**What you will do:** Copy each line of the data below exactly, leaving out pictures.

**Material shown:**
-- begin --
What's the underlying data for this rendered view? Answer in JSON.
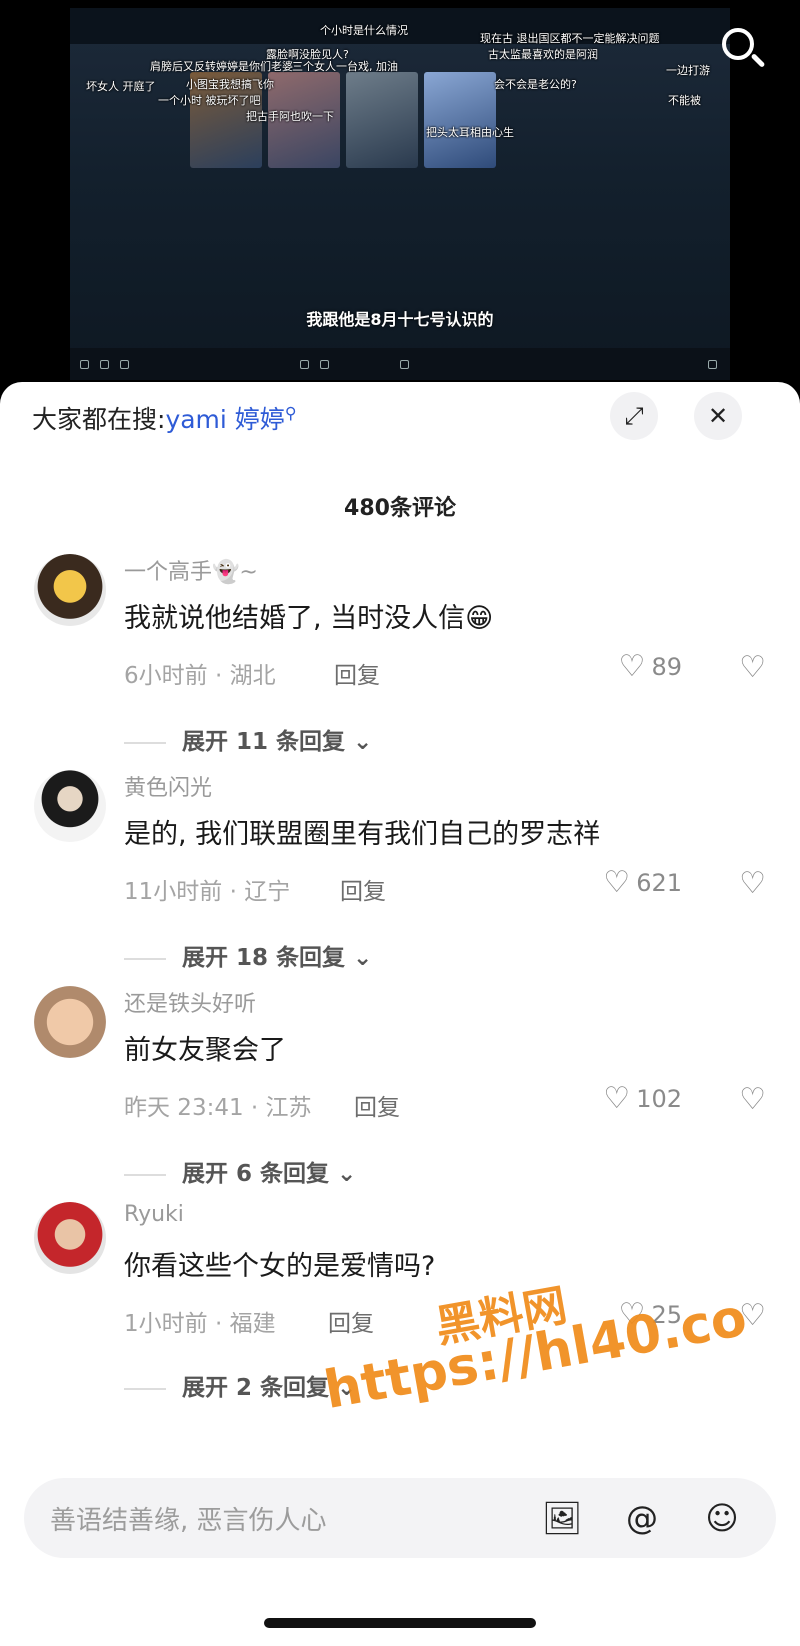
{
  "video": {
    "subtitle": "我跟他是8月十七号认识的",
    "danmaku": [
      "个小时是什么情况",
      "现在古 退出国区都不一定能解决问题",
      "露脸啊没脸见人?",
      "肩膀后又反转",
      "婷婷是你们老婆",
      "三个女人一台戏, 加油",
      "古太监最喜欢的是阿润",
      "坏女人 开庭了",
      "小图宝我想搞飞你",
      "一个小时 被玩坏了吧",
      "一边打游",
      "把古手阿也吹一下",
      "会不会是老公的?",
      "把头太耳相由心生",
      "不能被"
    ]
  },
  "sheet": {
    "search_prefix": "大家都在搜:",
    "search_keyword": "yami 婷婷",
    "comment_count": "480条评论"
  },
  "comments": [
    {
      "user": "一个高手👻~",
      "text": "我就说他结婚了, 当时没人信😁",
      "meta": "6小时前 · 湖北",
      "reply": "回复",
      "likes": "89",
      "expand": "展开 11 条回复"
    },
    {
      "user": "黄色闪光",
      "text": "是的, 我们联盟圈里有我们自己的罗志祥",
      "meta": "11小时前 · 辽宁",
      "reply": "回复",
      "likes": "621",
      "expand": "展开 18 条回复"
    },
    {
      "user": "还是铁头好听",
      "text": "前女友聚会了",
      "meta": "昨天 23:41 · 江苏",
      "reply": "回复",
      "likes": "102",
      "expand": "展开 6 条回复"
    },
    {
      "user": "Ryuki",
      "text": "你看这些个女的是爱情吗?",
      "meta": "1小时前 · 福建",
      "reply": "回复",
      "likes": "25",
      "expand": "展开 2 条回复"
    }
  ],
  "composer": {
    "placeholder": "善语结善缘, 恶言伤人心"
  },
  "watermark": {
    "line1": "黑料网",
    "line2": "https://hl40.co"
  },
  "colors": {
    "keyword": "#2e5bd6",
    "watermark": "#f08c1a"
  }
}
-- end --
**The answer:**
What's the underlying data for this rendered view? Answer in JSON.
{
  "video": {
    "subtitle": "我跟他是8月十七号认识的",
    "danmaku": [
      "个小时是什么情况",
      "现在古 退出国区都不一定能解决问题",
      "露脸啊没脸见人?",
      "肩膀后又反转",
      "婷婷是你们老婆",
      "三个女人一台戏, 加油",
      "古太监最喜欢的是阿润",
      "坏女人 开庭了",
      "小图宝我想搞飞你",
      "一个小时 被玩坏了吧",
      "一边打游",
      "把古手阿也吹一下",
      "会不会是老公的?",
      "把头太耳相由心生",
      "不能被"
    ]
  },
  "sheet": {
    "search_prefix": "大家都在搜:",
    "search_keyword": "yami 婷婷",
    "comment_count": "480条评论"
  },
  "comments": [
    {
      "user": "一个高手👻~",
      "text": "我就说他结婚了, 当时没人信😁",
      "meta": "6小时前 · 湖北",
      "reply": "回复",
      "likes": "89",
      "expand": "展开 11 条回复"
    },
    {
      "user": "黄色闪光",
      "text": "是的, 我们联盟圈里有我们自己的罗志祥",
      "meta": "11小时前 · 辽宁",
      "reply": "回复",
      "likes": "621",
      "expand": "展开 18 条回复"
    },
    {
      "user": "还是铁头好听",
      "text": "前女友聚会了",
      "meta": "昨天 23:41 · 江苏",
      "reply": "回复",
      "likes": "102",
      "expand": "展开 6 条回复"
    },
    {
      "user": "Ryuki",
      "text": "你看这些个女的是爱情吗?",
      "meta": "1小时前 · 福建",
      "reply": "回复",
      "likes": "25",
      "expand": "展开 2 条回复"
    }
  ],
  "composer": {
    "placeholder": "善语结善缘, 恶言伤人心"
  },
  "watermark": {
    "line1": "黑料网",
    "line2": "https://hl40.co"
  },
  "colors": {
    "keyword": "#2e5bd6",
    "watermark": "#f08c1a"
  }
}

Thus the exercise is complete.